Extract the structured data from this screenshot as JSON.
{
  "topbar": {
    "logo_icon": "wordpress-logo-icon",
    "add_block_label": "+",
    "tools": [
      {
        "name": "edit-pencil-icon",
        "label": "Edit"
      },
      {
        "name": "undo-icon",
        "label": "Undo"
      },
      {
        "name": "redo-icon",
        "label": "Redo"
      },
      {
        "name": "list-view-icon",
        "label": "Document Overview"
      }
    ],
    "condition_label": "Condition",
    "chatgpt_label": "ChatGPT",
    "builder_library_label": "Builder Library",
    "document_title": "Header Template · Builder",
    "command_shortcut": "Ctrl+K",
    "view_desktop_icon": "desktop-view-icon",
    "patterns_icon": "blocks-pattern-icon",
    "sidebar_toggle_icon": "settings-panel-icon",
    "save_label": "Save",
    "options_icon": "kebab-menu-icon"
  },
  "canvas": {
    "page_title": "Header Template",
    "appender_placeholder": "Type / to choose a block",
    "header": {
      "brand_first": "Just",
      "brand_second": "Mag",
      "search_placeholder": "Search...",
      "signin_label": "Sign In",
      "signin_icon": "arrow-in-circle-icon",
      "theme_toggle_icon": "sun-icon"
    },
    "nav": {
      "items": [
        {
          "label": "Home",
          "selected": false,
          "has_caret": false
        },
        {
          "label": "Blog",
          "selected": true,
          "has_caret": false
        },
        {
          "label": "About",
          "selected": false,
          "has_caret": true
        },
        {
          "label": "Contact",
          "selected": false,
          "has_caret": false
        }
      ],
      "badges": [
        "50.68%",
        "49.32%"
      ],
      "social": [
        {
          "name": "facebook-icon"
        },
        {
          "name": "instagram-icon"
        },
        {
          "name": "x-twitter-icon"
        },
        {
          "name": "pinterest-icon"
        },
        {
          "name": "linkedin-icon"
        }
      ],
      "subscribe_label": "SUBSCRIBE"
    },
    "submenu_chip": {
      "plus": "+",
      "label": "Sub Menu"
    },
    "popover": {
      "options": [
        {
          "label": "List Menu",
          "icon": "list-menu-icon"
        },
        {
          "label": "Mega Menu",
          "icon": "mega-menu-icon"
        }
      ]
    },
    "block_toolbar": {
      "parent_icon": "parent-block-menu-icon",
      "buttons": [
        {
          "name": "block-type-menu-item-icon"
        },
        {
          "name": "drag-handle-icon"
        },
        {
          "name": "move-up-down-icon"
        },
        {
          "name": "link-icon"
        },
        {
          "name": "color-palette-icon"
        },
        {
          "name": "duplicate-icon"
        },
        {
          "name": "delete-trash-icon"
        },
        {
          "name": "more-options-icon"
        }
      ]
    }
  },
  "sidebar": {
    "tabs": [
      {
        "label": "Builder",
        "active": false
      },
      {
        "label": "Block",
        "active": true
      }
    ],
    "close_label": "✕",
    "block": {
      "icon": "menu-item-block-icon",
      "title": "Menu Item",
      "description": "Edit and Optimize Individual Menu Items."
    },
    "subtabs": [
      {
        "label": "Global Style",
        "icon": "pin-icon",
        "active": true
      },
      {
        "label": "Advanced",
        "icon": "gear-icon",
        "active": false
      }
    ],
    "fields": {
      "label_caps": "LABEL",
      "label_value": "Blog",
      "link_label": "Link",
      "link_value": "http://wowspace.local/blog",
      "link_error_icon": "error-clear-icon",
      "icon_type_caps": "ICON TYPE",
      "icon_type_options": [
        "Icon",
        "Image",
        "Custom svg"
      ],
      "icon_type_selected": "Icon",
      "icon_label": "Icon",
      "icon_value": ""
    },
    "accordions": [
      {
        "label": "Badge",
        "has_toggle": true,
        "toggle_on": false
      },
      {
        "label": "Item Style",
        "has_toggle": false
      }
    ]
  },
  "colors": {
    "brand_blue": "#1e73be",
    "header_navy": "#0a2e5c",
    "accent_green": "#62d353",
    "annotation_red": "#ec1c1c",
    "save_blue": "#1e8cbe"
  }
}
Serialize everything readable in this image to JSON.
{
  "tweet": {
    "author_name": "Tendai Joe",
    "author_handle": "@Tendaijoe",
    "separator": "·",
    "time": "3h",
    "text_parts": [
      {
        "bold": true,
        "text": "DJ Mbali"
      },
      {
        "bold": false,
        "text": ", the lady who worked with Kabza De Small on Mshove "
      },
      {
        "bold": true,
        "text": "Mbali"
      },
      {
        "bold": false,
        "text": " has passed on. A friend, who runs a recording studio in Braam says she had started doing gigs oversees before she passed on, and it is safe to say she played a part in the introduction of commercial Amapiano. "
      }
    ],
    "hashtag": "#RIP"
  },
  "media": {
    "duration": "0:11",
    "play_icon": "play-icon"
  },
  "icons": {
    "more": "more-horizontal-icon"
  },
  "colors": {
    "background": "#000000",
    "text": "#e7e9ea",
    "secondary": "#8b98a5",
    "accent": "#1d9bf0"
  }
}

Exercise directions:
Output the lines from the line containing "Serialize everything readable" to the end, both included; add nothing.

Task response:
Serialize everything readable in this image to JSON.
{
  "tweet": {
    "author_name": "Tendai Joe",
    "author_handle": "@Tendaijoe",
    "separator": "·",
    "time": "3h",
    "text_parts": [
      {
        "bold": true,
        "text": "DJ Mbali"
      },
      {
        "bold": false,
        "text": ", the lady who worked with Kabza De Small on Mshove "
      },
      {
        "bold": true,
        "text": "Mbali"
      },
      {
        "bold": false,
        "text": " has passed on. A friend, who runs a recording studio in Braam says she had started doing gigs oversees before she passed on, and it is safe to say she played a part in the introduction of commercial Amapiano. "
      }
    ],
    "hashtag": "#RIP"
  },
  "media": {
    "duration": "0:11",
    "play_icon": "play-icon"
  },
  "icons": {
    "more": "more-horizontal-icon"
  },
  "colors": {
    "background": "#000000",
    "text": "#e7e9ea",
    "secondary": "#8b98a5",
    "accent": "#1d9bf0"
  }
}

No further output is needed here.